_Written task_: Scan the entries below for the word "Maximum". Copy each line that has it.

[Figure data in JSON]
☆ ☆ ☆ ☆

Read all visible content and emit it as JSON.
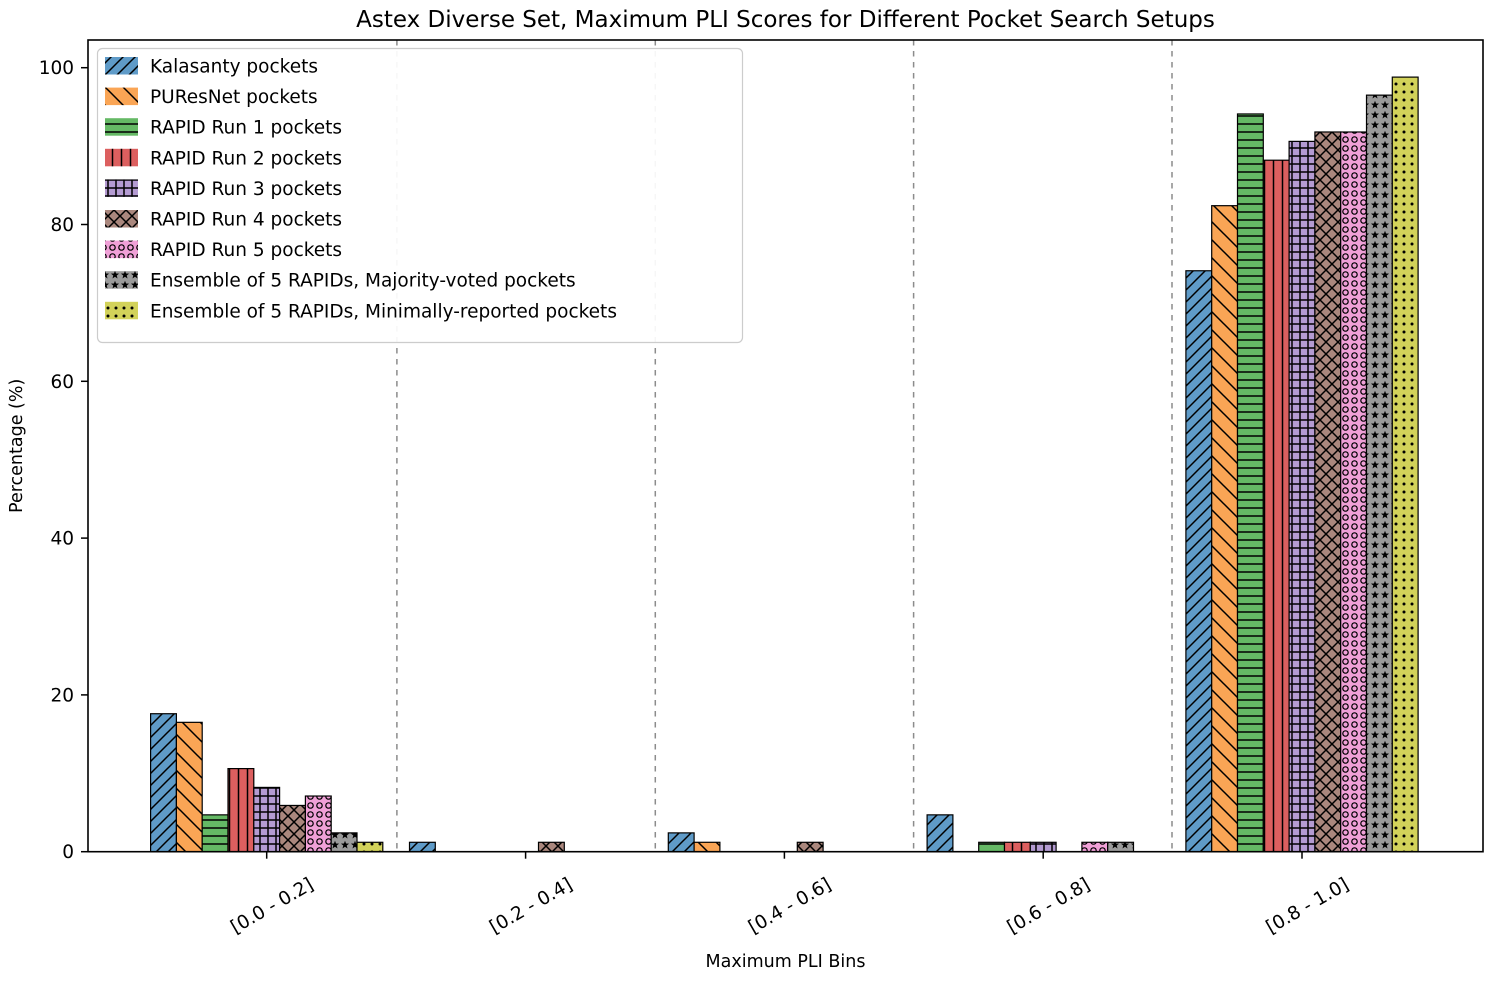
{
  "chart_data": {
    "type": "bar",
    "title": "Astex Diverse Set, Maximum PLI Scores for Different Pocket Search Setups",
    "xlabel": "Maximum PLI Bins",
    "ylabel": "Percentage (%)",
    "categories": [
      "[0.0 - 0.2]",
      "[0.2 - 0.4]",
      "[0.4 - 0.6]",
      "[0.6 - 0.8]",
      "[0.8 - 1.0]"
    ],
    "yticks": [
      0,
      20,
      40,
      60,
      80,
      100
    ],
    "ylim": [
      0,
      103.5
    ],
    "grid": "dashed vertical separators between bins, no horizontal gridlines",
    "legend_position": "upper left",
    "separator_color": "#8c8c8c",
    "bar_edge_color": "#000000",
    "series": [
      {
        "name": "Kalasanty pockets",
        "color": "#5F9BC8",
        "hatch": "/",
        "values": [
          17.6,
          1.2,
          2.4,
          4.7,
          74.1
        ]
      },
      {
        "name": "PUResNet pockets",
        "color": "#FAA555",
        "hatch": "\\",
        "values": [
          16.5,
          0,
          1.2,
          0,
          82.4
        ]
      },
      {
        "name": "RAPID Run 1 pockets",
        "color": "#65B965",
        "hatch": "-",
        "values": [
          4.7,
          0,
          0,
          1.2,
          94.1
        ]
      },
      {
        "name": "RAPID Run 2 pockets",
        "color": "#DC5F5F",
        "hatch": "|",
        "values": [
          10.6,
          0,
          0,
          1.2,
          88.2
        ]
      },
      {
        "name": "RAPID Run 3 pockets",
        "color": "#B49BD2",
        "hatch": "+",
        "values": [
          8.2,
          0,
          0,
          1.2,
          90.6
        ]
      },
      {
        "name": "RAPID Run 4 pockets",
        "color": "#AA877D",
        "hatch": "x",
        "values": [
          5.9,
          1.2,
          1.2,
          0,
          91.8
        ]
      },
      {
        "name": "RAPID Run 5 pockets",
        "color": "#F0A0D7",
        "hatch": "o",
        "values": [
          7.1,
          0,
          0,
          1.2,
          91.8
        ]
      },
      {
        "name": "Ensemble of 5 RAPIDs, Majority-voted pockets",
        "color": "#9B9B9B",
        "hatch": "*",
        "values": [
          2.4,
          0,
          0,
          1.2,
          96.5
        ]
      },
      {
        "name": "Ensemble of 5 RAPIDs, Minimally-reported pockets",
        "color": "#D2D25A",
        "hatch": ".",
        "values": [
          1.2,
          0,
          0,
          0,
          98.8
        ]
      }
    ]
  }
}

☆ ☆ ☆ ☆

_Output for this task_:
    "title": "Astex Diverse Set, Maximum PLI Scores for Different Pocket Search Setups",
    "xlabel": "Maximum PLI Bins",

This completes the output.